REQUIRED WORK: Scan the data, and whenever a line contains "olika", copy it.

(Items from a data source)
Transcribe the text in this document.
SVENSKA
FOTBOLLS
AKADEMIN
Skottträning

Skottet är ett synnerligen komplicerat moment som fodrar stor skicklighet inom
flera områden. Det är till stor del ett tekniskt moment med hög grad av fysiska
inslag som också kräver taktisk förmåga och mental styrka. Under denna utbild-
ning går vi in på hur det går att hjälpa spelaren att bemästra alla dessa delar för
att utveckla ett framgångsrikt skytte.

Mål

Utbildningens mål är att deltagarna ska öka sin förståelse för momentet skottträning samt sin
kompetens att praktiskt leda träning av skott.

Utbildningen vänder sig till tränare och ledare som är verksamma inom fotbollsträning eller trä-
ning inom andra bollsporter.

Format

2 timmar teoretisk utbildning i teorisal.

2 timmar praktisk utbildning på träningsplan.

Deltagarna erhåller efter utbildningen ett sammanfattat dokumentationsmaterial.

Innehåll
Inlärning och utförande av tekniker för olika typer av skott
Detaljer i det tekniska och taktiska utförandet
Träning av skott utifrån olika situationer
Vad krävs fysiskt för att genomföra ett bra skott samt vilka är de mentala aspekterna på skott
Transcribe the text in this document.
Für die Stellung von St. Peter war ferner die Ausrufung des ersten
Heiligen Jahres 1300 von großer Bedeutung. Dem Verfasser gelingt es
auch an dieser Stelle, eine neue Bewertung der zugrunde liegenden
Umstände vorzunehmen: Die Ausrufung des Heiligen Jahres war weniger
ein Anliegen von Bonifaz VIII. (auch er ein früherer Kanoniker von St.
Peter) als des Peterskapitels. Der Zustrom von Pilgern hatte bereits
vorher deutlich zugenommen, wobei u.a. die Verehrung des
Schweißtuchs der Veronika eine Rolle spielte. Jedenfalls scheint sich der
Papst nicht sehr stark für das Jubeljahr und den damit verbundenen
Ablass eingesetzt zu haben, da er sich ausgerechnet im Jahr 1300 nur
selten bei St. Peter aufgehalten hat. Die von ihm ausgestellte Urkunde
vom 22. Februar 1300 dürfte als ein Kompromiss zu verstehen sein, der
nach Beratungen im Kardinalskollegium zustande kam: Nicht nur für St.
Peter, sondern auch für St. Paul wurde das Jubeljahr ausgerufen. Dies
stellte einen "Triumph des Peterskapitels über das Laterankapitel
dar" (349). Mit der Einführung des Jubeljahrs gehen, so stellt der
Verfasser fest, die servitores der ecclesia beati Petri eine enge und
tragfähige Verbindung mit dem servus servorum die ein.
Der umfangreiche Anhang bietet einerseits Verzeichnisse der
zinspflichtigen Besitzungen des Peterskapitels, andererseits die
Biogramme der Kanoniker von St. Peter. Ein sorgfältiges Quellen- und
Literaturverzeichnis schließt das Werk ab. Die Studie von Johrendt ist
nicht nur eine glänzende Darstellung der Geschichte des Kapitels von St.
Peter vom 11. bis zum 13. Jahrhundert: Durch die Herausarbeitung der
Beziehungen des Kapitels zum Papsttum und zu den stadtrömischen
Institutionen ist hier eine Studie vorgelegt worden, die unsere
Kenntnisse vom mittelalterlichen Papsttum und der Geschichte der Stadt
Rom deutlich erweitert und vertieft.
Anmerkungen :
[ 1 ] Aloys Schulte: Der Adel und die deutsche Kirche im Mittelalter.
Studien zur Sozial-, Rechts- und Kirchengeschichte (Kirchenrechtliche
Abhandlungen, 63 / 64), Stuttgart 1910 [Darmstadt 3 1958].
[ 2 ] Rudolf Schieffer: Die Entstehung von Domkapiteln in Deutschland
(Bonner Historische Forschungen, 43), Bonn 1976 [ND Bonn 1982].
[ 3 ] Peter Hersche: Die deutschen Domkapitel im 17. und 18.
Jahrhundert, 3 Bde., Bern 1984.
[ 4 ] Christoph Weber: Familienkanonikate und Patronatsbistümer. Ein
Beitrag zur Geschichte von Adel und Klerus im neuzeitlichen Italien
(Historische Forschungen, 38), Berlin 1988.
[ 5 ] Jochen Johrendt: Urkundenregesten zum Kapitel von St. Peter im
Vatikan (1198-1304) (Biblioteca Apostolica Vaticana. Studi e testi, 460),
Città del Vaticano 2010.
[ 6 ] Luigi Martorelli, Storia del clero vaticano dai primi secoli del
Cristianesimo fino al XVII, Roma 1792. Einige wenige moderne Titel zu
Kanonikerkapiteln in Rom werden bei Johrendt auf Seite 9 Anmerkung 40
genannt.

RESULT:
Inlärning och utförande av tekniker för olika typer av skott
Träning av skott utifrån olika situationer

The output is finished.